**EXERCISE**
Locate the string "anterior" throughout the material and copy every line in which it occurs.

# start of INFORMATION GIVEN

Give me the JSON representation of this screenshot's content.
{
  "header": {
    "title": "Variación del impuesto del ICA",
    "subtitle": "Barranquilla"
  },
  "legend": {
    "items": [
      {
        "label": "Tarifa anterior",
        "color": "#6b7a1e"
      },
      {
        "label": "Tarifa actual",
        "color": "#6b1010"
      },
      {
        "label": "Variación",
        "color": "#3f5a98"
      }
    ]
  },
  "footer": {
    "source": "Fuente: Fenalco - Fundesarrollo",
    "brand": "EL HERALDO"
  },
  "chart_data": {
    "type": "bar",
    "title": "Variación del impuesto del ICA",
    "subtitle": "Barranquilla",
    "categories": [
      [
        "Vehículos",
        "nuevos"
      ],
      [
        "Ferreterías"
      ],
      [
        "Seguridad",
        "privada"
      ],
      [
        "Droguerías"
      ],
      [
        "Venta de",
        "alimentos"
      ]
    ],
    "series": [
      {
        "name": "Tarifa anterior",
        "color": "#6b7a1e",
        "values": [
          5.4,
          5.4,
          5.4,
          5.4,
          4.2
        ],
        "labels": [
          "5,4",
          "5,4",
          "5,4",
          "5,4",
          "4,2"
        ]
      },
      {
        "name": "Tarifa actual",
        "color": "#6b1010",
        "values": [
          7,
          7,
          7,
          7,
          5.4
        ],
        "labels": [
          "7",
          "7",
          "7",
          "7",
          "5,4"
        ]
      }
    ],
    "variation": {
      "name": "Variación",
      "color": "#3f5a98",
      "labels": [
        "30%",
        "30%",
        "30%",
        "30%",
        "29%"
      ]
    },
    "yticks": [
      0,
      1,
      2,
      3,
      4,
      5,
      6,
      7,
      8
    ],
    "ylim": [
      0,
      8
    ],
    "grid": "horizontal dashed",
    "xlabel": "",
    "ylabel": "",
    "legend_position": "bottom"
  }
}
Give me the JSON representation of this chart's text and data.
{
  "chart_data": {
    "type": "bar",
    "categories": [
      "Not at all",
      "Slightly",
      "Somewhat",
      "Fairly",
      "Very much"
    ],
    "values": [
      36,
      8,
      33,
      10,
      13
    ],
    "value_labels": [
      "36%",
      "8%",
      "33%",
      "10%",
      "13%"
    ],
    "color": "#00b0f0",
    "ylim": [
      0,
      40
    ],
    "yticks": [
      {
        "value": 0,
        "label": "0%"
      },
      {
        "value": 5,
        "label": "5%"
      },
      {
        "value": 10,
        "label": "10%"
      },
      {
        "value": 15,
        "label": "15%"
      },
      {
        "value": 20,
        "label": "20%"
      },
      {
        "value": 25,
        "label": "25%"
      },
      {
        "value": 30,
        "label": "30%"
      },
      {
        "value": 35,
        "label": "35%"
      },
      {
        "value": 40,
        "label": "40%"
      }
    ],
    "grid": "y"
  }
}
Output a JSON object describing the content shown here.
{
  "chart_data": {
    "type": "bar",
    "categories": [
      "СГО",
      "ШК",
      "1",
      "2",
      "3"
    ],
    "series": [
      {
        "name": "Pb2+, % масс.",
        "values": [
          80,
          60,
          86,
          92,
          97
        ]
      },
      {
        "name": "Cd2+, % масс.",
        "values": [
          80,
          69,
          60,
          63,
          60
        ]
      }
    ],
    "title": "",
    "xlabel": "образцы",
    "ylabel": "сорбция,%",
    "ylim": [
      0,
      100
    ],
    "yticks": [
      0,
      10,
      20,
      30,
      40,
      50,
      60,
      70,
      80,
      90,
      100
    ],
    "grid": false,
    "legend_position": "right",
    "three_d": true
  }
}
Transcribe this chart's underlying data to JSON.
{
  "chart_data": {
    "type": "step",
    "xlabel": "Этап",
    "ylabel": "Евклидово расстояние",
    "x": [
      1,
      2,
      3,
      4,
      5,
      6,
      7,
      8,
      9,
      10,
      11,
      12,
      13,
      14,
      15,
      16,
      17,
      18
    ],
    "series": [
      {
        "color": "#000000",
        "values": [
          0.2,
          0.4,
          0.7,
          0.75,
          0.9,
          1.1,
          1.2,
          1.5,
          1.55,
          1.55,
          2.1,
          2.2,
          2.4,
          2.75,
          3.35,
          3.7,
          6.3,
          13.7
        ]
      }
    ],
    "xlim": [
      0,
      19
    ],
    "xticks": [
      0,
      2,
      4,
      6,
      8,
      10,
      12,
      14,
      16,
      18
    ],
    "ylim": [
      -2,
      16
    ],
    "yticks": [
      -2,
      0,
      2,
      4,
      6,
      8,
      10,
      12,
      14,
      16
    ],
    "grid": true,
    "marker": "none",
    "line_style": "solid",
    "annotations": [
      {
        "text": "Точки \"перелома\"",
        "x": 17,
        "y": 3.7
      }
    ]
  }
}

# end of INFORMATION GIVEN

**COMPLETE ANSWER**
        "label": "Tarifa anterior",
        "name": "Tarifa anterior",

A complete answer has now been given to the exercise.